> _What is asked_:
Copy each line exactly. Drop every picture.

○ ○ ○ ○ ○ ○ ○

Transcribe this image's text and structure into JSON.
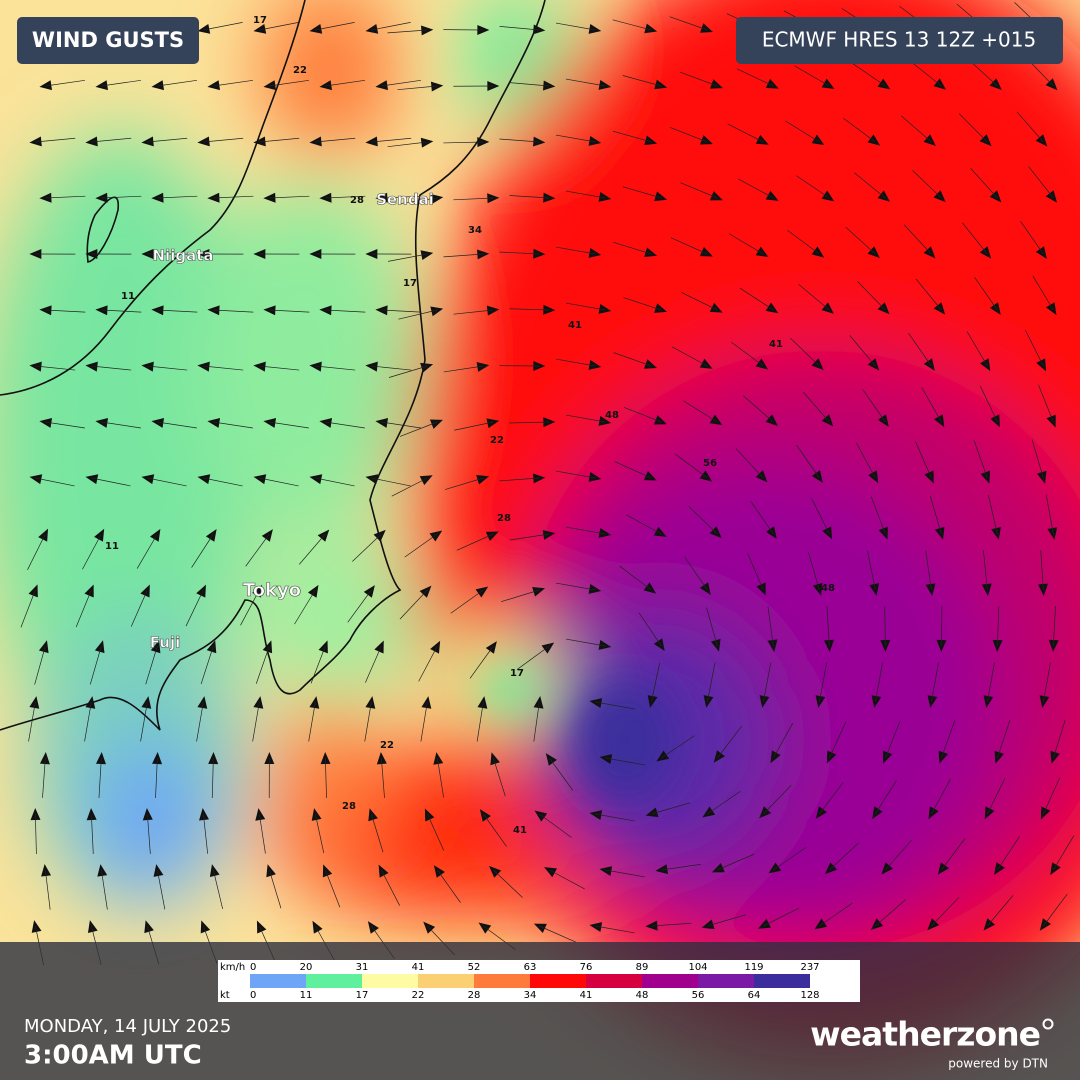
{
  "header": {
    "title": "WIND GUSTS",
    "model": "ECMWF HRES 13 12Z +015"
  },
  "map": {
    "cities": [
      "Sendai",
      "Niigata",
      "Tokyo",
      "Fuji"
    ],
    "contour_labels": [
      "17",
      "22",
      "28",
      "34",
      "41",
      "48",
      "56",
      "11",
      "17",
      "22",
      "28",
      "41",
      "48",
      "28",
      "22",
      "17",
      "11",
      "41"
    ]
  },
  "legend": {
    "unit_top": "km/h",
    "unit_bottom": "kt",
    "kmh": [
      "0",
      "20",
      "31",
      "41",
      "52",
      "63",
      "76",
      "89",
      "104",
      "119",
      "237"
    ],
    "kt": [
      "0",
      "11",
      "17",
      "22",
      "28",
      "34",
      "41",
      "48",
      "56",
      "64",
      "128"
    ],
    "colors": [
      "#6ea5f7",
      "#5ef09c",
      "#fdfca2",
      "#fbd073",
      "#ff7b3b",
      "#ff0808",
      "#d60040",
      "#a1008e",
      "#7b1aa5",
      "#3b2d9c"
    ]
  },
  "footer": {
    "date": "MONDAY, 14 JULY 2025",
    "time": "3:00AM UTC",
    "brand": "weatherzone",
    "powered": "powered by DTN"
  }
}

○ ○ ○ ○ ○ ○ ○

> _Reply to the exercise_:
Transcribe this image's text and structure into JSON.
{
  "header": {
    "title": "WIND GUSTS",
    "model": "ECMWF HRES 13 12Z +015"
  },
  "map": {
    "cities": [
      "Sendai",
      "Niigata",
      "Tokyo",
      "Fuji"
    ],
    "contour_labels": [
      "17",
      "22",
      "28",
      "34",
      "41",
      "48",
      "56",
      "11",
      "17",
      "22",
      "28",
      "41",
      "48",
      "28",
      "22",
      "17",
      "11",
      "41"
    ]
  },
  "legend": {
    "unit_top": "km/h",
    "unit_bottom": "kt",
    "kmh": [
      "0",
      "20",
      "31",
      "41",
      "52",
      "63",
      "76",
      "89",
      "104",
      "119",
      "237"
    ],
    "kt": [
      "0",
      "11",
      "17",
      "22",
      "28",
      "34",
      "41",
      "48",
      "56",
      "64",
      "128"
    ],
    "colors": [
      "#6ea5f7",
      "#5ef09c",
      "#fdfca2",
      "#fbd073",
      "#ff7b3b",
      "#ff0808",
      "#d60040",
      "#a1008e",
      "#7b1aa5",
      "#3b2d9c"
    ]
  },
  "footer": {
    "date": "MONDAY, 14 JULY 2025",
    "time": "3:00AM UTC",
    "brand": "weatherzone",
    "powered": "powered by DTN"
  }
}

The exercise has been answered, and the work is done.